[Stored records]
========

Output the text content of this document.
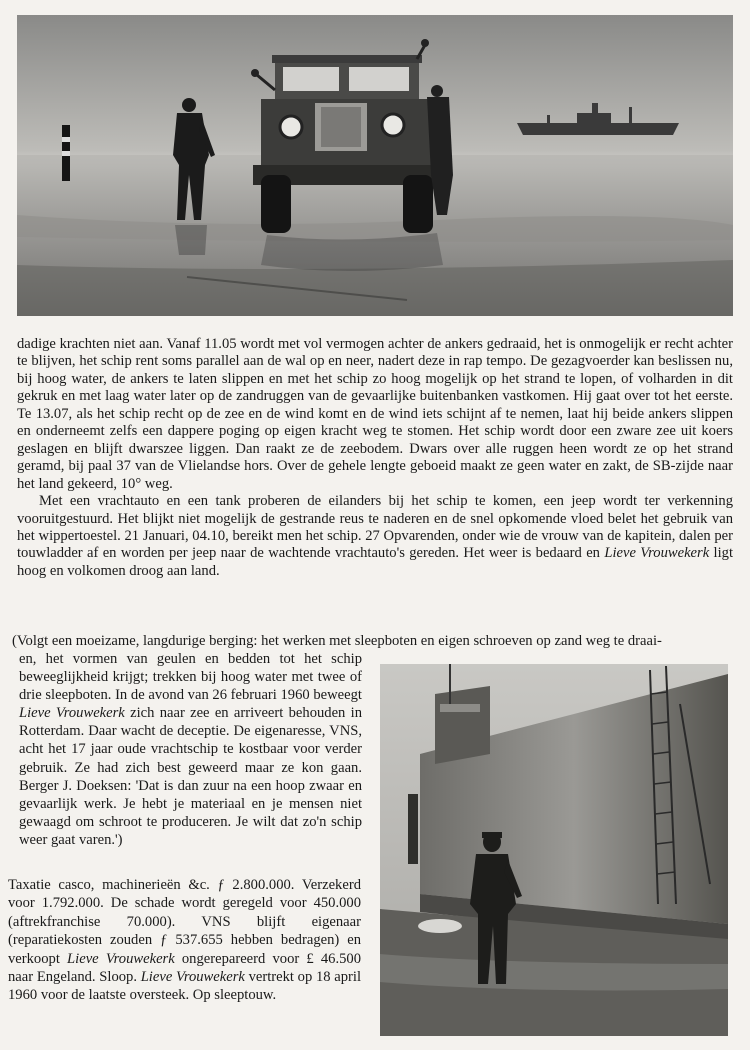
dadige krachten niet aan. Vanaf 11.05 wordt met vol vermogen achter de ankers gedraaid, het is onmogelijk er recht achter te blijven, het schip rent soms parallel aan de wal op en neer, nadert deze in rap tempo. De gezagvoerder kan beslissen nu, bij hoog water, de ankers te laten slippen en met het schip zo hoog mogelijk op het strand te lopen, of volharden in dit gekruk en met laag water later op de zandruggen van de gevaarlijke buitenbanken vastkomen. Hij gaat over tot het eerste. Te 13.07, als het schip recht op de zee en de wind komt en de wind iets schijnt af te nemen, laat hij beide ankers slippen en onderneemt zelfs een dappere poging op eigen kracht weg te stomen. Het schip wordt door een zware zee uit koers geslagen en blijft dwarszee liggen. Dan raakt ze de zeebodem. Dwars over alle ruggen heen wordt ze op het strand geramd, bij paal 37 van de Vlielandse hors. Over de gehele lengte geboeid maakt ze geen water en zakt, de SB-zijde naar het land gekeerd, 10° weg.

Met een vrachtauto en een tank proberen de eilanders bij het schip te komen, een jeep wordt ter verkenning vooruitgestuurd. Het blijkt niet mogelijk de gestrande reus te naderen en de snel opkomende vloed belet het gebruik van het wippertoestel. 21 Januari, 04.10, bereikt men het schip. 27 Opvarenden, onder wie de vrouw van de kapitein, dalen per touwladder af en worden per jeep naar de wachtende vrachtauto's gereden. Het weer is bedaard en Lieve Vrouwekerk ligt hoog en volkomen droog aan land.

(Volgt een moeizame, langdurige berging: het werken met sleepboten en eigen schroeven op zand weg te draai-
en, het vormen van geulen en bedden tot het schip beweeglijkheid krijgt; trekken bij hoog water met twee of drie sleepboten. In de avond van 26 februari 1960 beweegt Lieve Vrouwekerk zich naar zee en arriveert behouden in Rotterdam. Daar wacht de deceptie. De eigenaresse, VNS, acht het 17 jaar oude vrachtschip te kostbaar voor verder gebruik. Ze had zich best geweerd maar ze kon gaan. Berger J. Doeksen: 'Dat is dan zuur na een hoop zwaar en gevaarlijk werk. Je hebt je materiaal en je mensen niet gewaagd om schroot te produceren. Je wilt dat zo'n schip weer gaat varen.')
Taxatie casco, machinerieën &c. ƒ 2.800.000. Verzekerd voor 1.792.000. De schade wordt geregeld voor 450.000 (aftrekfranchise 70.000). VNS blijft eigenaar (reparatiekosten zouden ƒ 537.655 hebben bedragen) en verkoopt Lieve Vrouwekerk ongerepareerd voor £ 46.500 naar Engeland. Sloop. Lieve Vrouwekerk vertrekt op 18 april 1960 voor de laatste oversteek. Op sleeptouw.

========

■ Exercise task
Your task is to reproduce all of the material exactly. The pictures stay out.

■ Reply
Output the text content of this document.
dadige krachten niet aan. Vanaf 11.05 wordt met vol vermogen achter de ankers gedraaid, het is onmogelijk er recht achter te blijven, het schip rent soms parallel aan de wal op en neer, nadert deze in rap tempo. De gezagvoerder kan beslissen nu, bij hoog water, de ankers te laten slippen en met het schip zo hoog mogelijk op het strand te lopen, of volharden in dit gekruk en met laag water later op de zandruggen van de gevaarlijke buitenbanken vastkomen. Hij gaat over tot het eerste. Te 13.07, als het schip recht op de zee en de wind komt en de wind iets schijnt af te nemen, laat hij beide ankers slippen en onderneemt zelfs een dappere poging op eigen kracht weg te stomen. Het schip wordt door een zware zee uit koers geslagen en blijft dwarszee liggen. Dan raakt ze de zeebodem. Dwars over alle ruggen heen wordt ze op het strand geramd, bij paal 37 van de Vlielandse hors. Over de gehele lengte geboeid maakt ze geen water en zakt, de SB-zijde naar het land gekeerd, 10° weg.

Met een vrachtauto en een tank proberen de eilanders bij het schip te komen, een jeep wordt ter verkenning vooruitgestuurd. Het blijkt niet mogelijk de gestrande reus te naderen en de snel opkomende vloed belet het gebruik van het wippertoestel. 21 Januari, 04.10, bereikt men het schip. 27 Opvarenden, onder wie de vrouw van de kapitein, dalen per touwladder af en worden per jeep naar de wachtende vrachtauto's gereden. Het weer is bedaard en Lieve Vrouwekerk ligt hoog en volkomen droog aan land.

(Volgt een moeizame, langdurige berging: het werken met sleepboten en eigen schroeven op zand weg te draai-
en, het vormen van geulen en bedden tot het schip beweeglijkheid krijgt; trekken bij hoog water met twee of drie sleepboten. In de avond van 26 februari 1960 beweegt Lieve Vrouwekerk zich naar zee en arriveert behouden in Rotterdam. Daar wacht de deceptie. De eigenaresse, VNS, acht het 17 jaar oude vrachtschip te kostbaar voor verder gebruik. Ze had zich best geweerd maar ze kon gaan. Berger J. Doeksen: 'Dat is dan zuur na een hoop zwaar en gevaarlijk werk. Je hebt je materiaal en je mensen niet gewaagd om schroot te produceren. Je wilt dat zo'n schip weer gaat varen.')
Taxatie casco, machinerieën &c. ƒ 2.800.000. Verzekerd voor 1.792.000. De schade wordt geregeld voor 450.000 (aftrekfranchise 70.000). VNS blijft eigenaar (reparatiekosten zouden ƒ 537.655 hebben bedragen) en verkoopt Lieve Vrouwekerk ongerepareerd voor £ 46.500 naar Engeland. Sloop. Lieve Vrouwekerk vertrekt op 18 april 1960 voor de laatste oversteek. Op sleeptouw.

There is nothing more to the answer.